§ **TASK BRIEF**:
Update the entries below by replacing "Patent image size" with "Figure dimensions" wherever it appears, keeping all other text the same. Leave the pictures out of your answer.

[start of PROVIDED MATERIAL]

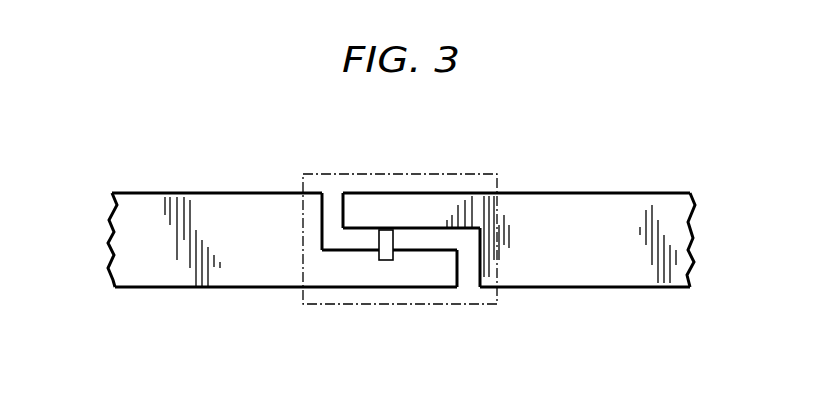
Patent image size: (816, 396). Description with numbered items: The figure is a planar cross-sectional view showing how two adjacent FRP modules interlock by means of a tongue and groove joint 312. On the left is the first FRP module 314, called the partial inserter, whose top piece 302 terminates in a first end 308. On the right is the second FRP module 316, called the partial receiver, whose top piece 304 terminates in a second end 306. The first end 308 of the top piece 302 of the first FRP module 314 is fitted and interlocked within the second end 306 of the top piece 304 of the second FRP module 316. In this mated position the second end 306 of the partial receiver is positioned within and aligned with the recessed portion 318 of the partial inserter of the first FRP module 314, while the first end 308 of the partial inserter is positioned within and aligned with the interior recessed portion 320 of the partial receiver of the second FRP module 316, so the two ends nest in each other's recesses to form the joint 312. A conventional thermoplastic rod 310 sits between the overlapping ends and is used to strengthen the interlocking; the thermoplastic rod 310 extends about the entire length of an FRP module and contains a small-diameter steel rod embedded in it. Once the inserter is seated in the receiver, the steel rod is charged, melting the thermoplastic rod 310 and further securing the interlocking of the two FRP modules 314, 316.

The top piece of first FRP module 302 is at (203, 208).
The top piece of second FRP module 304 is at (563, 203).
The second end of top piece of second FRP module 306 is at (358, 214).
The first end of top piece of first FRP module 308 is at (426, 278).
The thermoplastic rod 310 is at (388, 256).
The tongue and groove joint 312 is at (484, 305).
The first FRP module 314 is at (152, 193).
The second FRP module 316 is at (658, 190).
The recessed portion of partial inserter 318 is at (332, 240).
The interior recessed portion of partial receiver 320 is at (469, 248).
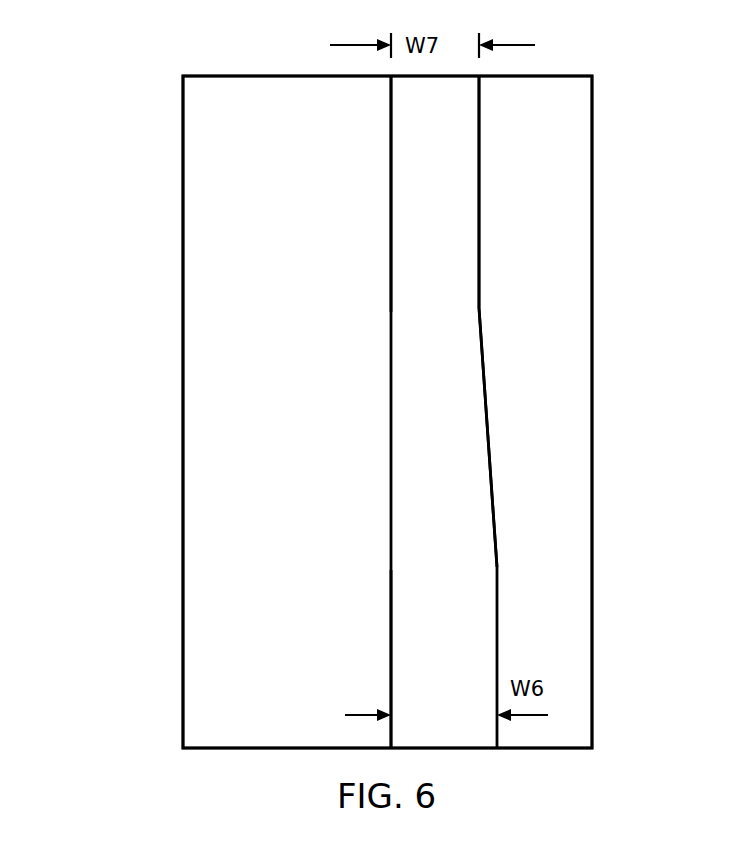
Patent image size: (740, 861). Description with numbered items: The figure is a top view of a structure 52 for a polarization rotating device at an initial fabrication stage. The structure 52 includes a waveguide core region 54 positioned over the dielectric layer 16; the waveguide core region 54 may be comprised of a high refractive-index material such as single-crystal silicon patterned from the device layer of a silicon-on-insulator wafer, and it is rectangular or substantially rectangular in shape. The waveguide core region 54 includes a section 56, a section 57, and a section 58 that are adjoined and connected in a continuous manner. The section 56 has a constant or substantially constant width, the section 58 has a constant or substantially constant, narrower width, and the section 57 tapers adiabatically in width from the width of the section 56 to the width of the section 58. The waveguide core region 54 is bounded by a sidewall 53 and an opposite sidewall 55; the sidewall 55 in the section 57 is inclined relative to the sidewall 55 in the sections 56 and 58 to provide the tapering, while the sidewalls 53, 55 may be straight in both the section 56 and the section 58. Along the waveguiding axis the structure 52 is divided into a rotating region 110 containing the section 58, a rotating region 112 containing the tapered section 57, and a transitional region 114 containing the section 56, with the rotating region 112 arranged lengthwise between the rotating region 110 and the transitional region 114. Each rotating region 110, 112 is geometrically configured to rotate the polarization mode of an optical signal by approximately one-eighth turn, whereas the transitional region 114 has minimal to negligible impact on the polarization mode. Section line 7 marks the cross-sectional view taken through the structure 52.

[end of PROVIDED MATERIAL]

§ **SOLVED EXERCISE**:
Figure dimensions: (816, 396). Description with numbered items: The figure is a planar cross-sectional view showing how two adjacent FRP modules interlock by means of a tongue and groove joint 312. On the left is the first FRP module 314, called the partial inserter, whose top piece 302 terminates in a first end 308. On the right is the second FRP module 316, called the partial receiver, whose top piece 304 terminates in a second end 306. The first end 308 of the top piece 302 of the first FRP module 314 is fitted and interlocked within the second end 306 of the top piece 304 of the second FRP module 316. In this mated position the second end 306 of the partial receiver is positioned within and aligned with the recessed portion 318 of the partial inserter of the first FRP module 314, while the first end 308 of the partial inserter is positioned within and aligned with the interior recessed portion 320 of the partial receiver of the second FRP module 316, so the two ends nest in each other's recesses to form the joint 312. A conventional thermoplastic rod 310 sits between the overlapping ends and is used to strengthen the interlocking; the thermoplastic rod 310 extends about the entire length of an FRP module and contains a small-diameter steel rod embedded in it. Once the inserter is seated in the receiver, the steel rod is charged, melting the thermoplastic rod 310 and further securing the interlocking of the two FRP modules 314, 316.

The top piece of first FRP module 302 is at (203, 208).
The top piece of second FRP module 304 is at (563, 203).
The second end of top piece of second FRP module 306 is at (358, 214).
The first end of top piece of first FRP module 308 is at (426, 278).
The thermoplastic rod 310 is at (388, 256).
The tongue and groove joint 312 is at (484, 305).
The first FRP module 314 is at (152, 193).
The second FRP module 316 is at (658, 190).
The recessed portion of partial inserter 318 is at (332, 240).
The interior recessed portion of partial receiver 320 is at (469, 248).
Figure dimensions: (740, 861). Description with numbered items: The figure is a top view of a structure 52 for a polarization rotating device at an initial fabrication stage. The structure 52 includes a waveguide core region 54 positioned over the dielectric layer 16; the waveguide core region 54 may be comprised of a high refractive-index material such as single-crystal silicon patterned from the device layer of a silicon-on-insulator wafer, and it is rectangular or substantially rectangular in shape. The waveguide core region 54 includes a section 56, a section 57, and a section 58 that are adjoined and connected in a continuous manner. The section 56 has a constant or substantially constant width, the section 58 has a constant or substantially constant, narrower width, and the section 57 tapers adiabatically in width from the width of the section 56 to the width of the section 58. The waveguide core region 54 is bounded by a sidewall 53 and an opposite sidewall 55; the sidewall 55 in the section 57 is inclined relative to the sidewall 55 in the sections 56 and 58 to provide the tapering, while the sidewalls 53, 55 may be straight in both the section 56 and the section 58. Along the waveguiding axis the structure 52 is divided into a rotating region 110 containing the section 58, a rotating region 112 containing the tapered section 57, and a transitional region 114 containing the section 56, with the rotating region 112 arranged lengthwise between the rotating region 110 and the transitional region 114. Each rotating region 110, 112 is geometrically configured to rotate the polarization mode of an optical signal by approximately one-eighth turn, whereas the transitional region 114 has minimal to negligible impact on the polarization mode. Section line 7 marks the cross-sectional view taken through the structure 52.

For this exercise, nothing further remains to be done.